- [THE EXERCISE]: Show, in full, each line of the data that contains "houses".
* * * *
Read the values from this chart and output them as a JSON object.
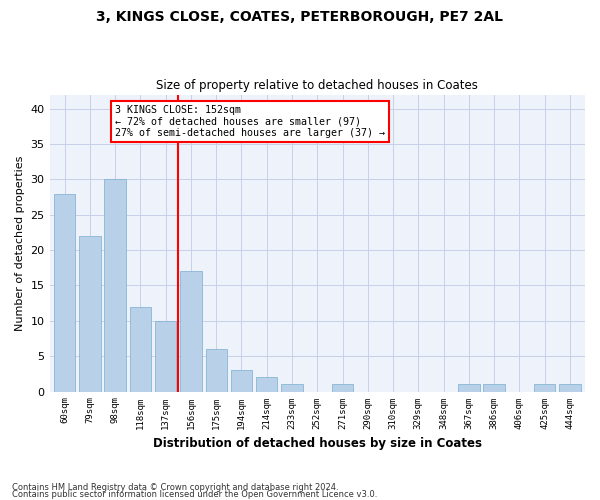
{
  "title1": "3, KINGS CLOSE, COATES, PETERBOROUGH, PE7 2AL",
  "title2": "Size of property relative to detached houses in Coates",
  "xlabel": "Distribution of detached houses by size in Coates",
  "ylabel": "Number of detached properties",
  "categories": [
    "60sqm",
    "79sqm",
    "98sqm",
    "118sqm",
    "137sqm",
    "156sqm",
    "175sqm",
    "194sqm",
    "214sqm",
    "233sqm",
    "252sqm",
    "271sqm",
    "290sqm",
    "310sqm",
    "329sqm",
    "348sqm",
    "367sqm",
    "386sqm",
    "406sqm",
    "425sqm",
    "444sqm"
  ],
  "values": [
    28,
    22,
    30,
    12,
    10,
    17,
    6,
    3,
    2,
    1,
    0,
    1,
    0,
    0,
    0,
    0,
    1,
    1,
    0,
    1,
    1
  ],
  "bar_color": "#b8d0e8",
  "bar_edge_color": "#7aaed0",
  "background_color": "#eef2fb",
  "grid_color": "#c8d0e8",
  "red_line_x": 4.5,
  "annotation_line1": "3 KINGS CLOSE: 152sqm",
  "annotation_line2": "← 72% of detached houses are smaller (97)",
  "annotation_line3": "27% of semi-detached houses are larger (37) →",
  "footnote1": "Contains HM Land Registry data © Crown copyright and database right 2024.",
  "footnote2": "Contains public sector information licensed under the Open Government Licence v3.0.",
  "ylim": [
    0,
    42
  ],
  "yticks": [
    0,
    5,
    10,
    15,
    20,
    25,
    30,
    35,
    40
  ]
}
* * * *
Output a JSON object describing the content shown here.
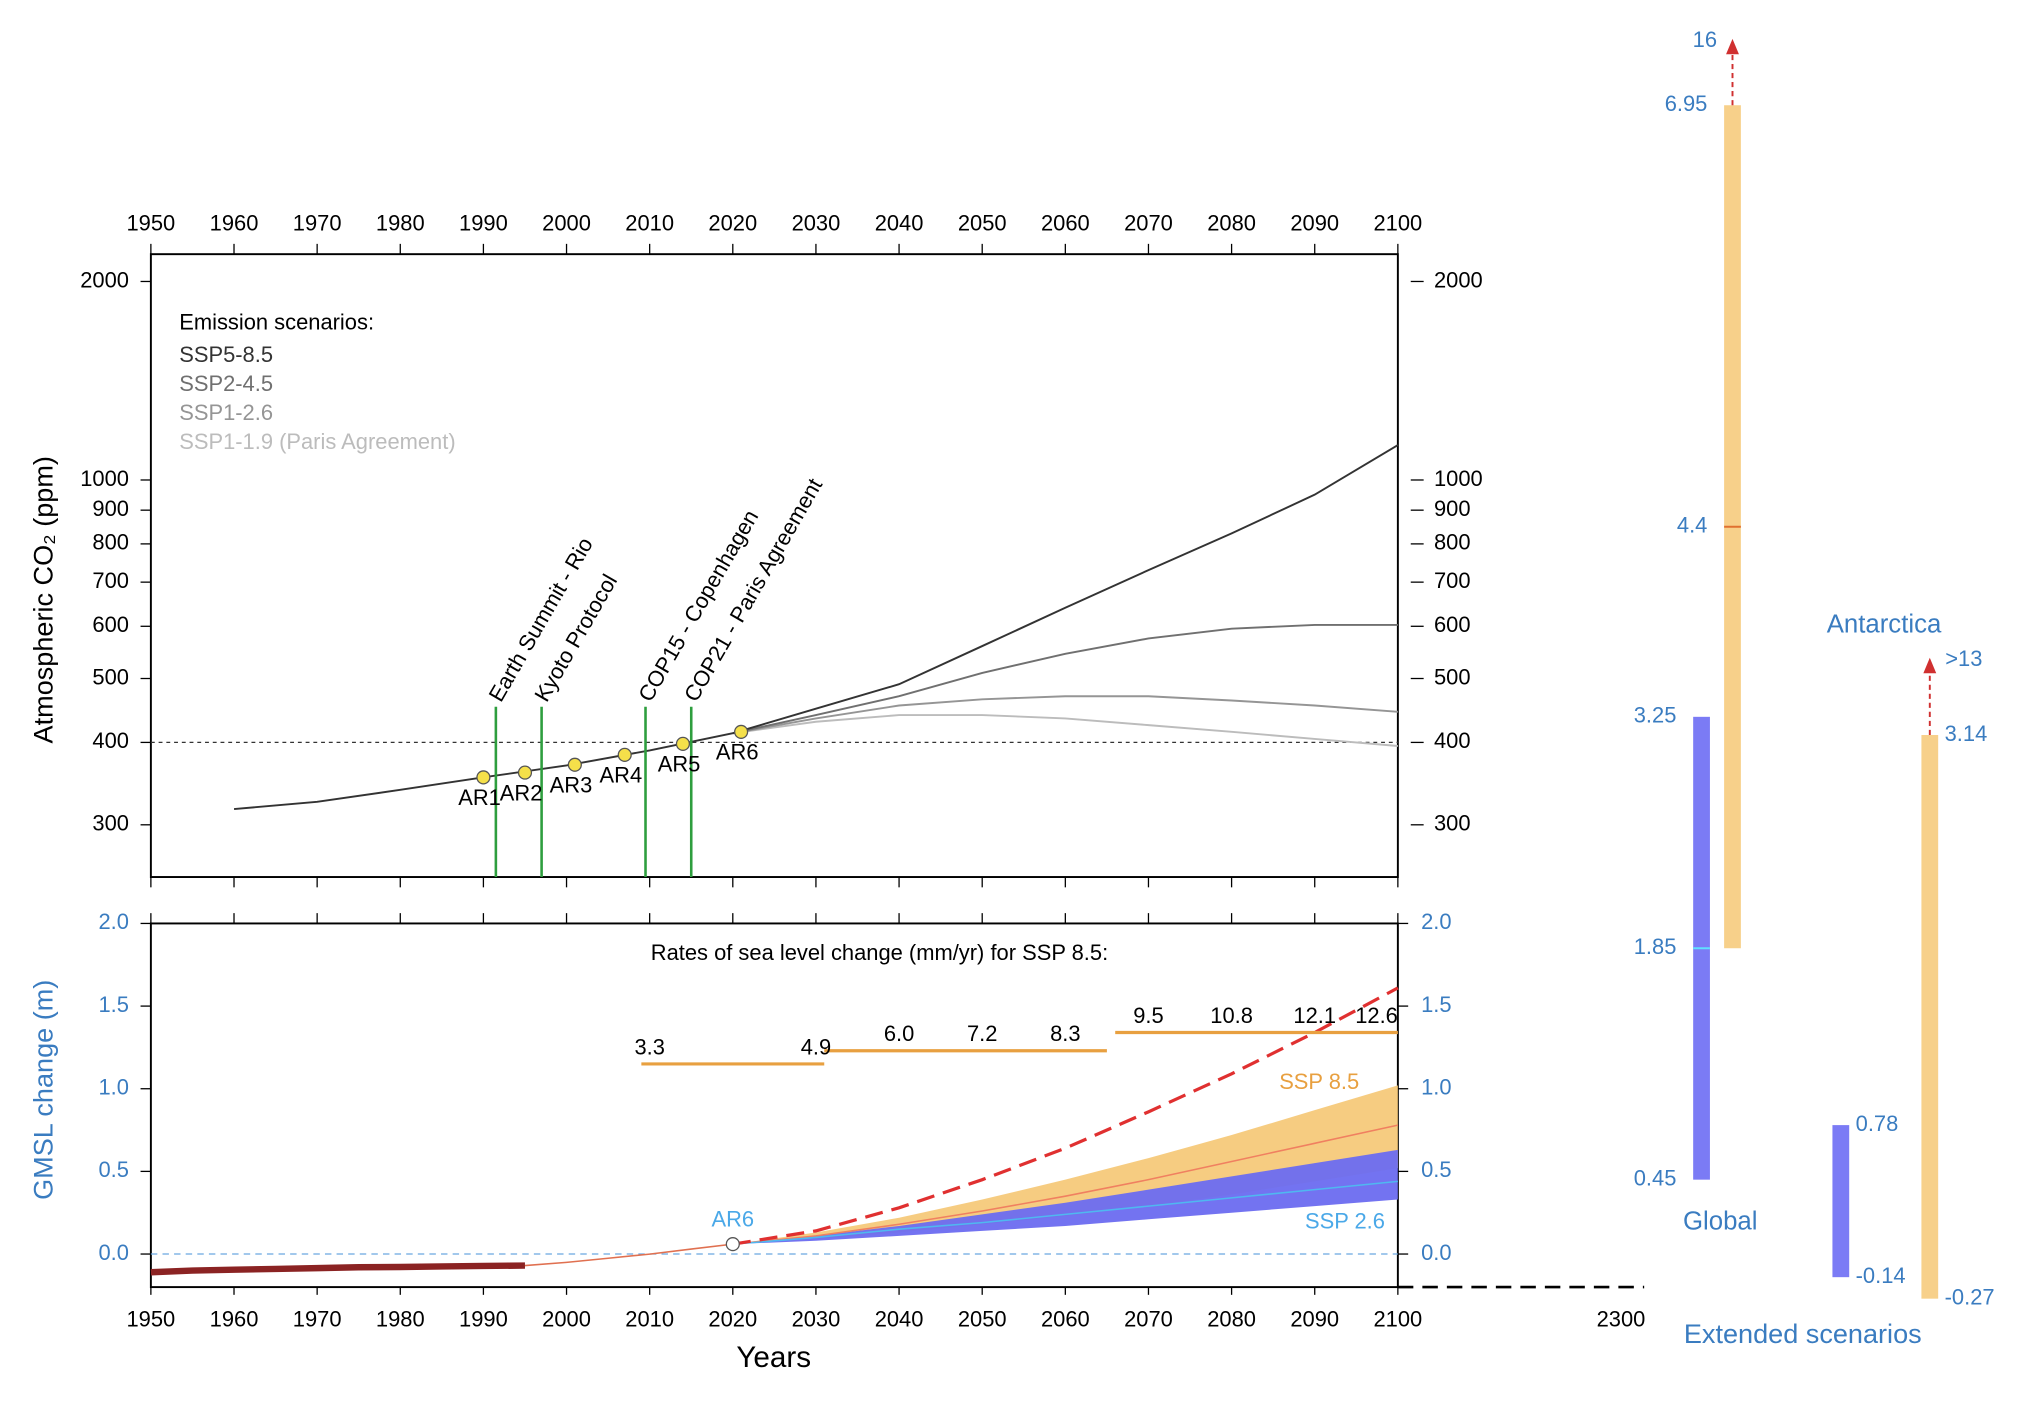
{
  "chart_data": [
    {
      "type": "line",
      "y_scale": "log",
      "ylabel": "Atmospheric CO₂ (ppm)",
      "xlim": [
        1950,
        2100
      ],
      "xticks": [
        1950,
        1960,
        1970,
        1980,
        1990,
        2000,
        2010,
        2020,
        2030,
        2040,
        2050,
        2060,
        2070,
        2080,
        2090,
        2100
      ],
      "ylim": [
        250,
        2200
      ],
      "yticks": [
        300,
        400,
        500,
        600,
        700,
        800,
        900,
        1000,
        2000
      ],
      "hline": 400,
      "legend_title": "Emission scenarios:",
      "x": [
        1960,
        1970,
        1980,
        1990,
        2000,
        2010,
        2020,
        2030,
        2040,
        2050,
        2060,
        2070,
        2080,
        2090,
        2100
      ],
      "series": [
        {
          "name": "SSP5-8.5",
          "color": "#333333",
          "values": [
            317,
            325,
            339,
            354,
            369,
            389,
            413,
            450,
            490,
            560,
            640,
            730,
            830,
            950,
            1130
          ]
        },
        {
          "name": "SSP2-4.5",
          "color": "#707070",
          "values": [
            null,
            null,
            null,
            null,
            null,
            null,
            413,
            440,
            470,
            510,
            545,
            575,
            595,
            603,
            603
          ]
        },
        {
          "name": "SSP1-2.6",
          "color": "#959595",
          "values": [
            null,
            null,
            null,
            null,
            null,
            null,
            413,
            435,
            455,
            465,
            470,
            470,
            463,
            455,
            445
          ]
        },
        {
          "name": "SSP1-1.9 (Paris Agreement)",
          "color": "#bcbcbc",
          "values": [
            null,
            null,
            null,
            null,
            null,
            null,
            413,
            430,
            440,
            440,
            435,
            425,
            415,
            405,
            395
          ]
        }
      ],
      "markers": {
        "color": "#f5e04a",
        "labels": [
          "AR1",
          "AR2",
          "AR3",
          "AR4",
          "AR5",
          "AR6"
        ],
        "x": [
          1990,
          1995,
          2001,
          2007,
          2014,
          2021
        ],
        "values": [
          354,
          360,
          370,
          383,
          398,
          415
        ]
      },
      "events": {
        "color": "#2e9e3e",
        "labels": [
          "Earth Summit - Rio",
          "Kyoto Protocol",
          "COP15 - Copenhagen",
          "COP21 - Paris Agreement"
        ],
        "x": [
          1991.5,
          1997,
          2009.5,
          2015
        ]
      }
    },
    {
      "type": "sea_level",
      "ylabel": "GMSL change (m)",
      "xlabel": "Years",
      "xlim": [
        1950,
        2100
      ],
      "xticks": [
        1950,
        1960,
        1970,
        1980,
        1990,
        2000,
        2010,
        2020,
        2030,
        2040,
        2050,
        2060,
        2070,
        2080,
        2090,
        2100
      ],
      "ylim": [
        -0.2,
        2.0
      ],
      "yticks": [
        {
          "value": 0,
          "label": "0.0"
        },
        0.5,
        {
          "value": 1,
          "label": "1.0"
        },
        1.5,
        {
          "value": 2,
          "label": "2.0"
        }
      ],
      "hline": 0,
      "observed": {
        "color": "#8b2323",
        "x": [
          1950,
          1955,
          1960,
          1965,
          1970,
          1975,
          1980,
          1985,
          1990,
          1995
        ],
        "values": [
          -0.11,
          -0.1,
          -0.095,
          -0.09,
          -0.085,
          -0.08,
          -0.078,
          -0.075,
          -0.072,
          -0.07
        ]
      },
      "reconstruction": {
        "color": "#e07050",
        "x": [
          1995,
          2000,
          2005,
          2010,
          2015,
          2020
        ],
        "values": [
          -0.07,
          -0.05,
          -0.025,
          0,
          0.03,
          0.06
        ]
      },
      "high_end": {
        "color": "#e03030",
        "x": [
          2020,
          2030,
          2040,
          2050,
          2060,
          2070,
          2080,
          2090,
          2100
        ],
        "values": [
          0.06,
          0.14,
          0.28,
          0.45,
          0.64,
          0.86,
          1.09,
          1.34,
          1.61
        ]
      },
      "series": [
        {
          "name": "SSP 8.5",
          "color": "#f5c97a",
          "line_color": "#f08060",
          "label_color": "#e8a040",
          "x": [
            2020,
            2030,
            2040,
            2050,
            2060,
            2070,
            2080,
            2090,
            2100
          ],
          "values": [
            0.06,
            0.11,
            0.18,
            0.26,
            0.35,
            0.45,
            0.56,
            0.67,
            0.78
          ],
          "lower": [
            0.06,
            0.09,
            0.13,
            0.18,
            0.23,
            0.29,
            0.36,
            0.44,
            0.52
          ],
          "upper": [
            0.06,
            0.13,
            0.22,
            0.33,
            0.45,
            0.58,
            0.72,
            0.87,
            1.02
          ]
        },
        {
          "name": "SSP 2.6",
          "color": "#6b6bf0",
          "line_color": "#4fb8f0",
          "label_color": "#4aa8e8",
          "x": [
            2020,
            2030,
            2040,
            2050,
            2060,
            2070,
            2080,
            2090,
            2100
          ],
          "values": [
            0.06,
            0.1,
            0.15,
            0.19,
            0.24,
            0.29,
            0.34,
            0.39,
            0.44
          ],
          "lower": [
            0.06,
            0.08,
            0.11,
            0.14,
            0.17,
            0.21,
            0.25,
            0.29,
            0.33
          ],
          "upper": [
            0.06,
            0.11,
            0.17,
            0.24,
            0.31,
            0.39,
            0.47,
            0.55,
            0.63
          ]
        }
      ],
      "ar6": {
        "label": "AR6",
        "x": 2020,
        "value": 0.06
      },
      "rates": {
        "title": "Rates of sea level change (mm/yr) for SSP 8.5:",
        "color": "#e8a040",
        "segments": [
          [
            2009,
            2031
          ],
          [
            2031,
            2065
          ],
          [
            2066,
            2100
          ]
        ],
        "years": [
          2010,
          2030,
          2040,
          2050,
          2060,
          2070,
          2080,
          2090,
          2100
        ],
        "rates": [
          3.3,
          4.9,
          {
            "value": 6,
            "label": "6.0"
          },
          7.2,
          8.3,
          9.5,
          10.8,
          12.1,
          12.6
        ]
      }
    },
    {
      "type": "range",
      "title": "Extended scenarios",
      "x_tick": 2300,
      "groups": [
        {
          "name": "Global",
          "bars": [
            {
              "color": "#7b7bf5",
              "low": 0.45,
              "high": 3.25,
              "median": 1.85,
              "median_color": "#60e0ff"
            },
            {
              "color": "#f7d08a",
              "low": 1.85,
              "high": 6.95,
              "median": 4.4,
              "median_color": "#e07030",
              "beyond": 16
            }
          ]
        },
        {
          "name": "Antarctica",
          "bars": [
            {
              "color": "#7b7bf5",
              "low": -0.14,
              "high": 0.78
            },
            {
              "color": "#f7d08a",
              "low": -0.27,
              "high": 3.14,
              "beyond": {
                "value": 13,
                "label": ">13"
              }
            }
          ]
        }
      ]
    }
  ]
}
* * * *
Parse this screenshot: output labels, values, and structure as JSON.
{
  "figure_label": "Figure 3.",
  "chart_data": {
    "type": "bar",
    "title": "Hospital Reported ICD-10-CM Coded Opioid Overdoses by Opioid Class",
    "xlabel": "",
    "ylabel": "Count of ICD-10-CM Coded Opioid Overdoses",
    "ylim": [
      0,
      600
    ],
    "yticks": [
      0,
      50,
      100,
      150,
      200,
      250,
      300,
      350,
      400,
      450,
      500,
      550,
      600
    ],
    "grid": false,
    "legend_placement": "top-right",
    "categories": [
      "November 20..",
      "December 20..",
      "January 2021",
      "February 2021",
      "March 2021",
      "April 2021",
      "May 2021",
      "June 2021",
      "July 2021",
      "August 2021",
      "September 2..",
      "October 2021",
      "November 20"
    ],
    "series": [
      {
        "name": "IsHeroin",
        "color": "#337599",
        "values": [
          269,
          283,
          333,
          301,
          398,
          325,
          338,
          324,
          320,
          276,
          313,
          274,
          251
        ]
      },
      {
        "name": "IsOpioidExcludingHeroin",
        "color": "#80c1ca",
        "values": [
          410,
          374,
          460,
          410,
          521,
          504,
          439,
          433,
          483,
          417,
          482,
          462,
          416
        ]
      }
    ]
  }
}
* * * *
- [EXERCISE RESULT]:
  "title2": "Size of property relative to detached houses in Coates",
  "xlabel": "Distribution of detached houses by size in Coates",
  "annotation_line2": "← 72% of detached houses are smaller (97)",
  "annotation_line3": "27% of semi-detached houses are larger (37) →",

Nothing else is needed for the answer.